# Data provided start

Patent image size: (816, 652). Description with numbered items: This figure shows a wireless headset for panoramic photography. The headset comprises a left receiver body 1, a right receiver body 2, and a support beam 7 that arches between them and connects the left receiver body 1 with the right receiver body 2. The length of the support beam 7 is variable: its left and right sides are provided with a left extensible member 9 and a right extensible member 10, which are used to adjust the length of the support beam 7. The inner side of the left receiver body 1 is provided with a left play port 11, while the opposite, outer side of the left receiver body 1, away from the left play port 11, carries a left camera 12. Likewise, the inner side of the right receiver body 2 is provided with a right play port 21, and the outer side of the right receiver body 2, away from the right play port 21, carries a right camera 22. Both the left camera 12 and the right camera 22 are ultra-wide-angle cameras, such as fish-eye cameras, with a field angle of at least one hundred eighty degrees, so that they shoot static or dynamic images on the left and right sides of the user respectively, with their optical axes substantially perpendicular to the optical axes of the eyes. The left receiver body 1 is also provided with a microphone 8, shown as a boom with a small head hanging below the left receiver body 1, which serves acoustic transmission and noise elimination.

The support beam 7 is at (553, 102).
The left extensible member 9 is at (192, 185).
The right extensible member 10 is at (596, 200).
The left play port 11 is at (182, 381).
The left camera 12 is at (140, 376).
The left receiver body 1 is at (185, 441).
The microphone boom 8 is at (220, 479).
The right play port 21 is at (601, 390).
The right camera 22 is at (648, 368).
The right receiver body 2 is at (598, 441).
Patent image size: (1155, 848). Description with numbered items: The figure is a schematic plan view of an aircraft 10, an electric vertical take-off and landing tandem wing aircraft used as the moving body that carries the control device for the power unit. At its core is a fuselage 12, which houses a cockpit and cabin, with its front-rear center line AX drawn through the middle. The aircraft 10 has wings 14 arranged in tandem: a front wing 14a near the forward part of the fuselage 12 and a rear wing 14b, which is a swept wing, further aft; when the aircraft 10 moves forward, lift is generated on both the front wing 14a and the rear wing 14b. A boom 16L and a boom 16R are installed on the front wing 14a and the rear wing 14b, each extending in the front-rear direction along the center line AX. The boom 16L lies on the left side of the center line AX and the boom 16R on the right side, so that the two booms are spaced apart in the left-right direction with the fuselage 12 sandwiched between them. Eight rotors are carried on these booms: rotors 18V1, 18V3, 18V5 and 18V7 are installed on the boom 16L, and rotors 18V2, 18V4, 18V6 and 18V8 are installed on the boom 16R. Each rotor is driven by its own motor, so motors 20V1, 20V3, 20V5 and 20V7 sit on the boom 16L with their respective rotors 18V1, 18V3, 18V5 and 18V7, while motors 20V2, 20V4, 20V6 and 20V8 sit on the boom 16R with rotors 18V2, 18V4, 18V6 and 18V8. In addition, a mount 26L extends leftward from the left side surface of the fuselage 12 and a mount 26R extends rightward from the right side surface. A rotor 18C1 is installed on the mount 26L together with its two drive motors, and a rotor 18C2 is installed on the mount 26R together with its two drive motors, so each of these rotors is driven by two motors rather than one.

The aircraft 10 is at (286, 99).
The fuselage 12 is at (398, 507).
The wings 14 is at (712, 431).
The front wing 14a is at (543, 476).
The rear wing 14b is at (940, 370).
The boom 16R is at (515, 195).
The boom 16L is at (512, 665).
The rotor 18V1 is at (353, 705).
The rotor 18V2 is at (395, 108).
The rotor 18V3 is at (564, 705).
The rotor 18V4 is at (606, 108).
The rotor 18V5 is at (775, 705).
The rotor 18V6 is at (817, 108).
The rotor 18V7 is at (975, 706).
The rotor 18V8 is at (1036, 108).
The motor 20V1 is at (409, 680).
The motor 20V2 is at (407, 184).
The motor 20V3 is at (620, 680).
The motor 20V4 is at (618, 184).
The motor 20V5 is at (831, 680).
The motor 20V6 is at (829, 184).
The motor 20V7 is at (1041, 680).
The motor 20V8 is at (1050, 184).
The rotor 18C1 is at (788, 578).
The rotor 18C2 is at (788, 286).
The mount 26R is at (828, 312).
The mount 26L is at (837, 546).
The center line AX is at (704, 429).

# Data provided end

> [Your objective]: Reproduce every line of the data above without any change.

> [Task response]:
Patent image size: (816, 652). Description with numbered items: This figure shows a wireless headset for panoramic photography. The headset comprises a left receiver body 1, a right receiver body 2, and a support beam 7 that arches between them and connects the left receiver body 1 with the right receiver body 2. The length of the support beam 7 is variable: its left and right sides are provided with a left extensible member 9 and a right extensible member 10, which are used to adjust the length of the support beam 7. The inner side of the left receiver body 1 is provided with a left play port 11, while the opposite, outer side of the left receiver body 1, away from the left play port 11, carries a left camera 12. Likewise, the inner side of the right receiver body 2 is provided with a right play port 21, and the outer side of the right receiver body 2, away from the right play port 21, carries a right camera 22. Both the left camera 12 and the right camera 22 are ultra-wide-angle cameras, such as fish-eye cameras, with a field angle of at least one hundred eighty degrees, so that they shoot static or dynamic images on the left and right sides of the user respectively, with their optical axes substantially perpendicular to the optical axes of the eyes. The left receiver body 1 is also provided with a microphone 8, shown as a boom with a small head hanging below the left receiver body 1, which serves acoustic transmission and noise elimination.

The support beam 7 is at (553, 102).
The left extensible member 9 is at (192, 185).
The right extensible member 10 is at (596, 200).
The left play port 11 is at (182, 381).
The left camera 12 is at (140, 376).
The left receiver body 1 is at (185, 441).
The microphone boom 8 is at (220, 479).
The right play port 21 is at (601, 390).
The right camera 22 is at (648, 368).
The right receiver body 2 is at (598, 441).
Patent image size: (1155, 848). Description with numbered items: The figure is a schematic plan view of an aircraft 10, an electric vertical take-off and landing tandem wing aircraft used as the moving body that carries the control device for the power unit. At its core is a fuselage 12, which houses a cockpit and cabin, with its front-rear center line AX drawn through the middle. The aircraft 10 has wings 14 arranged in tandem: a front wing 14a near the forward part of the fuselage 12 and a rear wing 14b, which is a swept wing, further aft; when the aircraft 10 moves forward, lift is generated on both the front wing 14a and the rear wing 14b. A boom 16L and a boom 16R are installed on the front wing 14a and the rear wing 14b, each extending in the front-rear direction along the center line AX. The boom 16L lies on the left side of the center line AX and the boom 16R on the right side, so that the two booms are spaced apart in the left-right direction with the fuselage 12 sandwiched between them. Eight rotors are carried on these booms: rotors 18V1, 18V3, 18V5 and 18V7 are installed on the boom 16L, and rotors 18V2, 18V4, 18V6 and 18V8 are installed on the boom 16R. Each rotor is driven by its own motor, so motors 20V1, 20V3, 20V5 and 20V7 sit on the boom 16L with their respective rotors 18V1, 18V3, 18V5 and 18V7, while motors 20V2, 20V4, 20V6 and 20V8 sit on the boom 16R with rotors 18V2, 18V4, 18V6 and 18V8. In addition, a mount 26L extends leftward from the left side surface of the fuselage 12 and a mount 26R extends rightward from the right side surface. A rotor 18C1 is installed on the mount 26L together with its two drive motors, and a rotor 18C2 is installed on the mount 26R together with its two drive motors, so each of these rotors is driven by two motors rather than one.

The aircraft 10 is at (286, 99).
The fuselage 12 is at (398, 507).
The wings 14 is at (712, 431).
The front wing 14a is at (543, 476).
The rear wing 14b is at (940, 370).
The boom 16R is at (515, 195).
The boom 16L is at (512, 665).
The rotor 18V1 is at (353, 705).
The rotor 18V2 is at (395, 108).
The rotor 18V3 is at (564, 705).
The rotor 18V4 is at (606, 108).
The rotor 18V5 is at (775, 705).
The rotor 18V6 is at (817, 108).
The rotor 18V7 is at (975, 706).
The rotor 18V8 is at (1036, 108).
The motor 20V1 is at (409, 680).
The motor 20V2 is at (407, 184).
The motor 20V3 is at (620, 680).
The motor 20V4 is at (618, 184).
The motor 20V5 is at (831, 680).
The motor 20V6 is at (829, 184).
The motor 20V7 is at (1041, 680).
The motor 20V8 is at (1050, 184).
The rotor 18C1 is at (788, 578).
The rotor 18C2 is at (788, 286).
The mount 26R is at (828, 312).
The mount 26L is at (837, 546).
The center line AX is at (704, 429).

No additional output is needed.